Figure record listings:
======

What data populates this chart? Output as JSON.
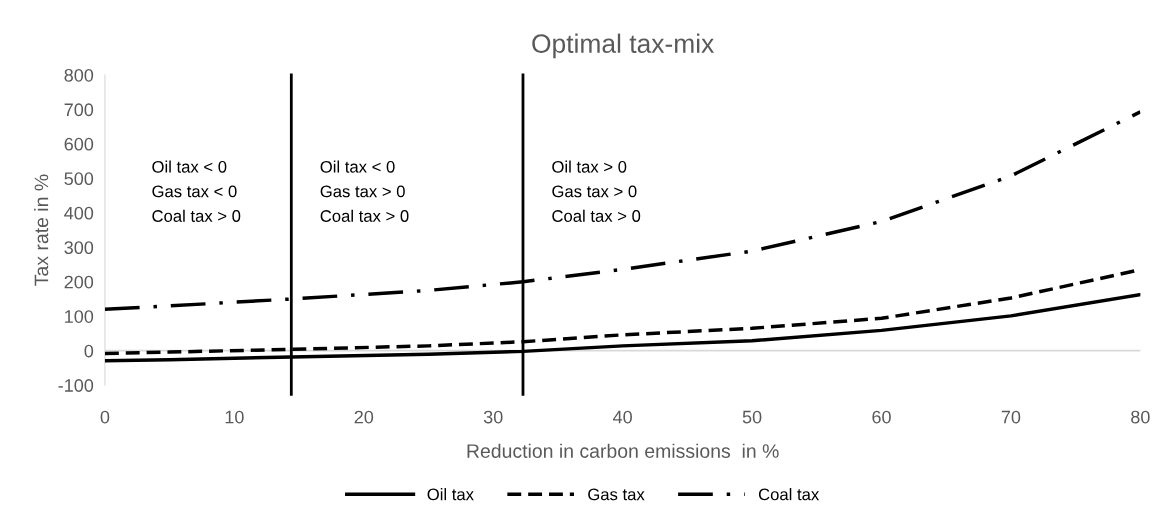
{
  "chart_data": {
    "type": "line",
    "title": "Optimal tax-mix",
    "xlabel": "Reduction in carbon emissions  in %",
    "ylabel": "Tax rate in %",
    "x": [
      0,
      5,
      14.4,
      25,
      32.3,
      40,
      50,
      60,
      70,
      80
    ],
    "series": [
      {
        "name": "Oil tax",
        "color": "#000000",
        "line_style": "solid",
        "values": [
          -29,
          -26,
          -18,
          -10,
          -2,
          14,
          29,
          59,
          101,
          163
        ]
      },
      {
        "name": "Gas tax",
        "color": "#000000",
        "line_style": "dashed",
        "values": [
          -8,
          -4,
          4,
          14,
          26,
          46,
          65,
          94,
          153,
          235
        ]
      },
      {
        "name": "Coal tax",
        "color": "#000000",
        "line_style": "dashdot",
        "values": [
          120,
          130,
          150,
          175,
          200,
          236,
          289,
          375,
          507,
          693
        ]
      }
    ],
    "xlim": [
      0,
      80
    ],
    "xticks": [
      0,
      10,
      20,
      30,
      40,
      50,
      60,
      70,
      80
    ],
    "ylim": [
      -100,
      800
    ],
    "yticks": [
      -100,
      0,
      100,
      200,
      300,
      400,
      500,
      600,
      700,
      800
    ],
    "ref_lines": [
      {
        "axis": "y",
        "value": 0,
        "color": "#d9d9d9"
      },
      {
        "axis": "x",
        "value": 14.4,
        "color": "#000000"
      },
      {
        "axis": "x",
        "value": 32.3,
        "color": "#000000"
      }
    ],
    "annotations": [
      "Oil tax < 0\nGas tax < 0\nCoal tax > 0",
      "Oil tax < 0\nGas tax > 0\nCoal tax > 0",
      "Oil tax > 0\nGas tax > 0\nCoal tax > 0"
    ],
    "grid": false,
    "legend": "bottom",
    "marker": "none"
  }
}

======

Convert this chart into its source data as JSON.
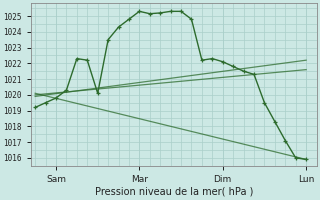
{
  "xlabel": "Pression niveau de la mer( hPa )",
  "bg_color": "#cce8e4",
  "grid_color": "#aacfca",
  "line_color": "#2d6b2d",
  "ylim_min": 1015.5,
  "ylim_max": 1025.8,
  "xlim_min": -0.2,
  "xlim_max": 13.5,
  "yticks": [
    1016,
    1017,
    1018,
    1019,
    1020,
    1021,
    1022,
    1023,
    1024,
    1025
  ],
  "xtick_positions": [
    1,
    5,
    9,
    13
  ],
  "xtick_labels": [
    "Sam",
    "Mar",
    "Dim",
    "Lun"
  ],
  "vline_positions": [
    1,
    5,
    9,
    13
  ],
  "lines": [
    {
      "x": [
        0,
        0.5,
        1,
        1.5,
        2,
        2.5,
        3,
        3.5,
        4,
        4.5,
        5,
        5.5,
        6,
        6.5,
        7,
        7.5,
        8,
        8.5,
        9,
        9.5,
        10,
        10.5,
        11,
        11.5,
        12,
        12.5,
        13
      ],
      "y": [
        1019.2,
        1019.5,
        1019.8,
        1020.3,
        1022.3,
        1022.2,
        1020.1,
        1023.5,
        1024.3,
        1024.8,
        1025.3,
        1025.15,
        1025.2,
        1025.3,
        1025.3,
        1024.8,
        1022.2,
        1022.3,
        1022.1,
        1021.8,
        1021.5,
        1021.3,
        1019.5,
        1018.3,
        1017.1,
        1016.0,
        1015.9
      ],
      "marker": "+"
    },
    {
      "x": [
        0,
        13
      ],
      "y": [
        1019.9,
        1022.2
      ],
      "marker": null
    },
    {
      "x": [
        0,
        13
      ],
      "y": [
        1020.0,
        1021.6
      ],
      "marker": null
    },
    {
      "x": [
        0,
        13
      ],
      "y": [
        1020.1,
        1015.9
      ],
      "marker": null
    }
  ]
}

======

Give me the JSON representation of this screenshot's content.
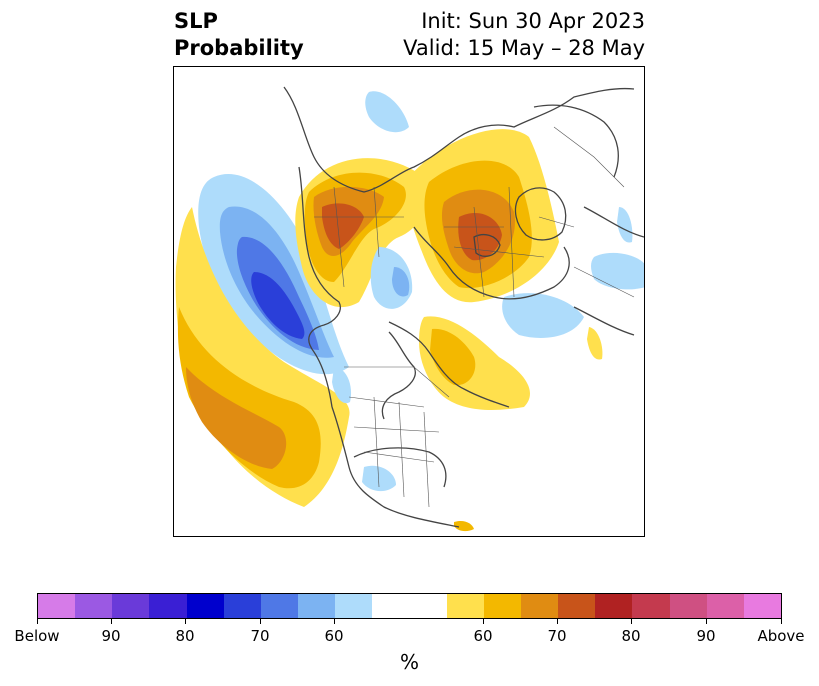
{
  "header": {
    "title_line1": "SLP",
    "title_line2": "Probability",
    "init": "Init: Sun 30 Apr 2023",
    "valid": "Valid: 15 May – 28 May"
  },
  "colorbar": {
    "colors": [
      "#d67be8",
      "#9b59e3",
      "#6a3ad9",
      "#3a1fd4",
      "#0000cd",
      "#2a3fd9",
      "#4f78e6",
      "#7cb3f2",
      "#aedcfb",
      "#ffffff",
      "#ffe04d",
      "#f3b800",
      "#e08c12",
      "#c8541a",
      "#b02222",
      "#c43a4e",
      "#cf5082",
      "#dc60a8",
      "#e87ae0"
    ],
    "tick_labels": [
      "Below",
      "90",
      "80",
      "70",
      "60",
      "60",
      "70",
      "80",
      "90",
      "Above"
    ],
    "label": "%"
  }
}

======

■ DESCRIPTION OF THE TASK ■
Say how many lines have the string "nCoal" in them, offering no words beyond the number.

■ RESPONSE TO THIS TASK ■
3